▸ EXERCISE MATERIALS:
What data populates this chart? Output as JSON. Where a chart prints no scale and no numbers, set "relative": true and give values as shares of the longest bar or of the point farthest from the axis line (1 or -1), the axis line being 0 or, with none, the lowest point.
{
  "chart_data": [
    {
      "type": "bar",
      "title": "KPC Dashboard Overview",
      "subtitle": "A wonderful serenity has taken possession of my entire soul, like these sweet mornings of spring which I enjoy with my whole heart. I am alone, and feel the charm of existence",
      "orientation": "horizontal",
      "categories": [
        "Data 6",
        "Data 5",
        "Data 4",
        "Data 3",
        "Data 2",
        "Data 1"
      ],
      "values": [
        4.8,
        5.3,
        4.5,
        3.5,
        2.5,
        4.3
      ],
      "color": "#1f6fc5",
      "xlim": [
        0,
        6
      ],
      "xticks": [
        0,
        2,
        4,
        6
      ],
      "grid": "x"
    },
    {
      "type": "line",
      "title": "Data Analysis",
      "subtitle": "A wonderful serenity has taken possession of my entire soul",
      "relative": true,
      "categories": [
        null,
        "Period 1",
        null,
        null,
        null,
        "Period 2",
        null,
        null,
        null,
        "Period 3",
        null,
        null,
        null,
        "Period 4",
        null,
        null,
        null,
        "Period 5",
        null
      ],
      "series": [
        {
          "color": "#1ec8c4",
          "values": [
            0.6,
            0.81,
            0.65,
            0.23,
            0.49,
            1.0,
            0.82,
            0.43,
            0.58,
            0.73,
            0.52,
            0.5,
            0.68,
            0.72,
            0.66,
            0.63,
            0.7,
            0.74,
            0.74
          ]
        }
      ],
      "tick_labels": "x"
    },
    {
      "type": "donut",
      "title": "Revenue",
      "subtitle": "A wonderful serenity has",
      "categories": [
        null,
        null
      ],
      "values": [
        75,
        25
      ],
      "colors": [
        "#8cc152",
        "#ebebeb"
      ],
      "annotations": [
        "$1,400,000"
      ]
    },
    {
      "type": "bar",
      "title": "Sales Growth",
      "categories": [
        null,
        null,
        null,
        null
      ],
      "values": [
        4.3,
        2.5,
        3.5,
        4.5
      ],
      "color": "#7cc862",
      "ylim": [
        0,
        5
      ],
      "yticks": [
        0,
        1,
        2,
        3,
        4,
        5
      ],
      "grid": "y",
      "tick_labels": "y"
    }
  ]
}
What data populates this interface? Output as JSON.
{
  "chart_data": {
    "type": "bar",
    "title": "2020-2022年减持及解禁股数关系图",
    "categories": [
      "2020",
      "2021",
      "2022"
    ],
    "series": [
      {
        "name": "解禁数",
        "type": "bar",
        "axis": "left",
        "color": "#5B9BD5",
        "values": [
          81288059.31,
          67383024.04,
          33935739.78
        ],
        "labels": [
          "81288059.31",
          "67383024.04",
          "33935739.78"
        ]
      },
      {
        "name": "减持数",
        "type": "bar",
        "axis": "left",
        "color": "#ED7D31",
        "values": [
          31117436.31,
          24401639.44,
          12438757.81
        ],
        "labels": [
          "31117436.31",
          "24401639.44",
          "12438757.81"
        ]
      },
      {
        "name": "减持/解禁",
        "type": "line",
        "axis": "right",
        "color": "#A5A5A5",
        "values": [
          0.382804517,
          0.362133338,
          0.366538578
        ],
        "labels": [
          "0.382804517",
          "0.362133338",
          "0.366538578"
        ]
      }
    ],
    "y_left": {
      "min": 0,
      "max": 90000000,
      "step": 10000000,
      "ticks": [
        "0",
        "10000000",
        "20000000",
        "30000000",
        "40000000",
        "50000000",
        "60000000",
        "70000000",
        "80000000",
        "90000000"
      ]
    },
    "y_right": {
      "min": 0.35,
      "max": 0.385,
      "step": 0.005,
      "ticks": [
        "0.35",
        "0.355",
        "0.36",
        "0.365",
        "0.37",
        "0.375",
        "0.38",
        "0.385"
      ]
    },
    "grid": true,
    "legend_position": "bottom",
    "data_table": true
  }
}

▸ WHAT THIS TASK INVOLVES: Retype every entry word for word.

▸ WRITTEN ANSWER:
What data populates this chart? Output as JSON. Where a chart prints no scale and no numbers, set "relative": true and give values as shares of the longest bar or of the point farthest from the axis line (1 or -1), the axis line being 0 or, with none, the lowest point.
{
  "chart_data": [
    {
      "type": "bar",
      "title": "KPC Dashboard Overview",
      "subtitle": "A wonderful serenity has taken possession of my entire soul, like these sweet mornings of spring which I enjoy with my whole heart. I am alone, and feel the charm of existence",
      "orientation": "horizontal",
      "categories": [
        "Data 6",
        "Data 5",
        "Data 4",
        "Data 3",
        "Data 2",
        "Data 1"
      ],
      "values": [
        4.8,
        5.3,
        4.5,
        3.5,
        2.5,
        4.3
      ],
      "color": "#1f6fc5",
      "xlim": [
        0,
        6
      ],
      "xticks": [
        0,
        2,
        4,
        6
      ],
      "grid": "x"
    },
    {
      "type": "line",
      "title": "Data Analysis",
      "subtitle": "A wonderful serenity has taken possession of my entire soul",
      "relative": true,
      "categories": [
        null,
        "Period 1",
        null,
        null,
        null,
        "Period 2",
        null,
        null,
        null,
        "Period 3",
        null,
        null,
        null,
        "Period 4",
        null,
        null,
        null,
        "Period 5",
        null
      ],
      "series": [
        {
          "color": "#1ec8c4",
          "values": [
            0.6,
            0.81,
            0.65,
            0.23,
            0.49,
            1.0,
            0.82,
            0.43,
            0.58,
            0.73,
            0.52,
            0.5,
            0.68,
            0.72,
            0.66,
            0.63,
            0.7,
            0.74,
            0.74
          ]
        }
      ],
      "tick_labels": "x"
    },
    {
      "type": "donut",
      "title": "Revenue",
      "subtitle": "A wonderful serenity has",
      "categories": [
        null,
        null
      ],
      "values": [
        75,
        25
      ],
      "colors": [
        "#8cc152",
        "#ebebeb"
      ],
      "annotations": [
        "$1,400,000"
      ]
    },
    {
      "type": "bar",
      "title": "Sales Growth",
      "categories": [
        null,
        null,
        null,
        null
      ],
      "values": [
        4.3,
        2.5,
        3.5,
        4.5
      ],
      "color": "#7cc862",
      "ylim": [
        0,
        5
      ],
      "yticks": [
        0,
        1,
        2,
        3,
        4,
        5
      ],
      "grid": "y",
      "tick_labels": "y"
    }
  ]
}
What data populates this interface? Output as JSON.
{
  "chart_data": {
    "type": "bar",
    "title": "2020-2022年减持及解禁股数关系图",
    "categories": [
      "2020",
      "2021",
      "2022"
    ],
    "series": [
      {
        "name": "解禁数",
        "type": "bar",
        "axis": "left",
        "color": "#5B9BD5",
        "values": [
          81288059.31,
          67383024.04,
          33935739.78
        ],
        "labels": [
          "81288059.31",
          "67383024.04",
          "33935739.78"
        ]
      },
      {
        "name": "减持数",
        "type": "bar",
        "axis": "left",
        "color": "#ED7D31",
        "values": [
          31117436.31,
          24401639.44,
          12438757.81
        ],
        "labels": [
          "31117436.31",
          "24401639.44",
          "12438757.81"
        ]
      },
      {
        "name": "减持/解禁",
        "type": "line",
        "axis": "right",
        "color": "#A5A5A5",
        "values": [
          0.382804517,
          0.362133338,
          0.366538578
        ],
        "labels": [
          "0.382804517",
          "0.362133338",
          "0.366538578"
        ]
      }
    ],
    "y_left": {
      "min": 0,
      "max": 90000000,
      "step": 10000000,
      "ticks": [
        "0",
        "10000000",
        "20000000",
        "30000000",
        "40000000",
        "50000000",
        "60000000",
        "70000000",
        "80000000",
        "90000000"
      ]
    },
    "y_right": {
      "min": 0.35,
      "max": 0.385,
      "step": 0.005,
      "ticks": [
        "0.35",
        "0.355",
        "0.36",
        "0.365",
        "0.37",
        "0.375",
        "0.38",
        "0.385"
      ]
    },
    "grid": true,
    "legend_position": "bottom",
    "data_table": true
  }
}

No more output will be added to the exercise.